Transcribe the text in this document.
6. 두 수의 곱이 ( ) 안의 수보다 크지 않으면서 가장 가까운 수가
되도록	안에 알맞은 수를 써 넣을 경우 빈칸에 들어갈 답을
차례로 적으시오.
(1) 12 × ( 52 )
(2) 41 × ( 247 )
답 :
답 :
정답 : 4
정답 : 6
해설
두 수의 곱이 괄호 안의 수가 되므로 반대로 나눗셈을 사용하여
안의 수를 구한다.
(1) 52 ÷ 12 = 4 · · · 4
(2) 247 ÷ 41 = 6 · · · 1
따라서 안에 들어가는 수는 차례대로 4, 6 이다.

◆ GOAL
The records above must be output exactly, in full.

◆ RESULT OF THE EXERCISE
Transcribe the text in this document.
6. 두 수의 곱이 ( ) 안의 수보다 크지 않으면서 가장 가까운 수가
되도록	안에 알맞은 수를 써 넣을 경우 빈칸에 들어갈 답을
차례로 적으시오.
(1) 12 × ( 52 )
(2) 41 × ( 247 )
답 :
답 :
정답 : 4
정답 : 6
해설
두 수의 곱이 괄호 안의 수가 되므로 반대로 나눗셈을 사용하여
안의 수를 구한다.
(1) 52 ÷ 12 = 4 · · · 4
(2) 247 ÷ 41 = 6 · · · 1
따라서 안에 들어가는 수는 차례대로 4, 6 이다.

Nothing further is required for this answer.